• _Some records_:
• • • •

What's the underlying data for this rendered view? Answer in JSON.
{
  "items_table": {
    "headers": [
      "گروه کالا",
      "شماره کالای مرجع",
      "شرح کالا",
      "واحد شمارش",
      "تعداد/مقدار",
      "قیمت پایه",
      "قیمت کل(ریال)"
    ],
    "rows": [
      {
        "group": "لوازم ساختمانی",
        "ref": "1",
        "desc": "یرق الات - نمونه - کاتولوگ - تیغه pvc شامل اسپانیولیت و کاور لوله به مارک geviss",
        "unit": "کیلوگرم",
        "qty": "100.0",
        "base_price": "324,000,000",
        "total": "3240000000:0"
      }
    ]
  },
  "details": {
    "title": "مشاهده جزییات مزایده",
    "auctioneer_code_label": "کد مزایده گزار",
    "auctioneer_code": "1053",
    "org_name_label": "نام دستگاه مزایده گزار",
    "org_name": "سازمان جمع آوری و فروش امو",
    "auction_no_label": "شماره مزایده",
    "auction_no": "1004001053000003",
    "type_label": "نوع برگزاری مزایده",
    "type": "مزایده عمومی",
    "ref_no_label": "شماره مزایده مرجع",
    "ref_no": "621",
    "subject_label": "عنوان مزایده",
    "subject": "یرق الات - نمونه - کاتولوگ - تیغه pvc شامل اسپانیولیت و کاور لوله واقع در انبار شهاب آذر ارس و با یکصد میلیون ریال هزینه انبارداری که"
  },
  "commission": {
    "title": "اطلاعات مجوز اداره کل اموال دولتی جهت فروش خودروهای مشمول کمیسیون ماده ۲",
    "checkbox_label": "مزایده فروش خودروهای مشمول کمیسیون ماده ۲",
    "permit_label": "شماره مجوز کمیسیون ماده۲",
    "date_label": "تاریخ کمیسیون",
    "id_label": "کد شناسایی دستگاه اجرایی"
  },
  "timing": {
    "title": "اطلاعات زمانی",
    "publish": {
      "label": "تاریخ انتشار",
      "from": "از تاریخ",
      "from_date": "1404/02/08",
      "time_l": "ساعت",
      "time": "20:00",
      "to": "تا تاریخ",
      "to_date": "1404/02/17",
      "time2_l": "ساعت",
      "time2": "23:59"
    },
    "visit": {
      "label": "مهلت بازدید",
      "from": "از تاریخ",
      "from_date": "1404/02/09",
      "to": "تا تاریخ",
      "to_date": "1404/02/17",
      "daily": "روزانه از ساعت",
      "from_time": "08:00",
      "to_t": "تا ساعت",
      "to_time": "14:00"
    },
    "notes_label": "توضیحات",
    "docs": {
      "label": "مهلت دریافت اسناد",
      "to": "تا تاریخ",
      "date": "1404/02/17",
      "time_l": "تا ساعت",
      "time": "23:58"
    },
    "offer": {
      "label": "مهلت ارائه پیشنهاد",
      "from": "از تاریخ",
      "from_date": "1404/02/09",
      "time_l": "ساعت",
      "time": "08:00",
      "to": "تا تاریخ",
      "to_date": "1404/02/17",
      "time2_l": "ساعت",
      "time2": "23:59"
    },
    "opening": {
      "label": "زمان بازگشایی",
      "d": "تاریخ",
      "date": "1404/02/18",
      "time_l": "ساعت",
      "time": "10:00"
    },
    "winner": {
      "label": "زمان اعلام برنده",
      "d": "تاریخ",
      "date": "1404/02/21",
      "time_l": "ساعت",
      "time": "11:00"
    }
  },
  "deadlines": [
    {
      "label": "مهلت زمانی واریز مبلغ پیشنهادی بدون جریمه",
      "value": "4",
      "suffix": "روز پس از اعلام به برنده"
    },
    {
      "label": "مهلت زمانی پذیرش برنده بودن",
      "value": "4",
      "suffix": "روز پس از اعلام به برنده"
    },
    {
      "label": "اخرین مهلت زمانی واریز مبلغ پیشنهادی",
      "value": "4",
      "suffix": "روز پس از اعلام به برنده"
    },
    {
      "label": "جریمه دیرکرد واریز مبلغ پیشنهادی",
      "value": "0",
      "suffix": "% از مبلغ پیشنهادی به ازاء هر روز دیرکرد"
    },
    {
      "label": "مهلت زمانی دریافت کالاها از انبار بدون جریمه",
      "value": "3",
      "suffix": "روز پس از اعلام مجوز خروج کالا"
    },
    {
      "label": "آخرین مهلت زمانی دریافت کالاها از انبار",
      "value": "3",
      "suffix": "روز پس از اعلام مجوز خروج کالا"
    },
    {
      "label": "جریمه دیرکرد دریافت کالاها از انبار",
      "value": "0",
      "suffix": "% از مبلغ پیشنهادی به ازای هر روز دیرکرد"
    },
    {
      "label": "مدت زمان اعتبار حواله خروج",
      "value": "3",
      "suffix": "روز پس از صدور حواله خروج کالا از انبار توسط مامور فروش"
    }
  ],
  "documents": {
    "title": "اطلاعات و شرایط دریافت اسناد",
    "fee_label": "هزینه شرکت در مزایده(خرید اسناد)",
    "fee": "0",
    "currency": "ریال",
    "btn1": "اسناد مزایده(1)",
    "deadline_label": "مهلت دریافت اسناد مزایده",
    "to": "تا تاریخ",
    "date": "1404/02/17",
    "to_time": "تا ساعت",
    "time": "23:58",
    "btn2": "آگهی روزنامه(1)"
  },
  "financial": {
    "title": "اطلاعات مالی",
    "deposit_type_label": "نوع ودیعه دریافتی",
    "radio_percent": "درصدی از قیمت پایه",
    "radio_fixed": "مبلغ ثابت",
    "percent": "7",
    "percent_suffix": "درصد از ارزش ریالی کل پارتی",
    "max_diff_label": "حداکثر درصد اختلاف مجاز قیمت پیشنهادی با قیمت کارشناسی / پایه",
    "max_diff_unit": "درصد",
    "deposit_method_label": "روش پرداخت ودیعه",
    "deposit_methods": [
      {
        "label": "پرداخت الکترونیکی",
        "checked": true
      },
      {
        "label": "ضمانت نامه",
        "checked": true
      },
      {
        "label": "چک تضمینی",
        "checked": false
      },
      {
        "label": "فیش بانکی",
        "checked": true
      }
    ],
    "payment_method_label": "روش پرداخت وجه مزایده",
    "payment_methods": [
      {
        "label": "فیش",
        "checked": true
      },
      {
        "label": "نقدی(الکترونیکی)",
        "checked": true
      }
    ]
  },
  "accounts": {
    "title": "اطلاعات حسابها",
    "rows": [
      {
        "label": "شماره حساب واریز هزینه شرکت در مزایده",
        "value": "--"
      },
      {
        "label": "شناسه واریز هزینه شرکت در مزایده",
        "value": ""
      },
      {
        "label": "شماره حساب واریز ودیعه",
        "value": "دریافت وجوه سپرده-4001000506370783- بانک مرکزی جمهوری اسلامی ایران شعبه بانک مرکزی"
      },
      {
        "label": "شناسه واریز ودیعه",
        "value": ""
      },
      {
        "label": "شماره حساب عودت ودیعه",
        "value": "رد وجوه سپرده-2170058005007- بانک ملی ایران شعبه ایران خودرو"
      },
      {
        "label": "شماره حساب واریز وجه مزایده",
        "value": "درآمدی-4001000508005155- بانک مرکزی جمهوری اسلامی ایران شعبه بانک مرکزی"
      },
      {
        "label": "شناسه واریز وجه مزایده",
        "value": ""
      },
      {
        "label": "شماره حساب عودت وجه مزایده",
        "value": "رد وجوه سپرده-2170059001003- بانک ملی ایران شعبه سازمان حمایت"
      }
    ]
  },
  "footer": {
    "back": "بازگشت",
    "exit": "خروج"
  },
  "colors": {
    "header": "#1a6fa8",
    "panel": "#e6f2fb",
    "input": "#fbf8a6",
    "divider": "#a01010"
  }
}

• • • •

• _Task goal_:
Search the material above for "وجوه". Pull out each line where it shows up.

• _Response_:
        "value": "دریافت وجوه سپرده-4001000506370783- بانک مرکزی جمهوری اسلامی ایران شعبه بانک مرکزی"
        "value": "رد وجوه سپرده-2170058005007- بانک ملی ایران شعبه ایران خودرو"
        "value": "رد وجوه سپرده-2170059001003- بانک ملی ایران شعبه سازمان حمایت"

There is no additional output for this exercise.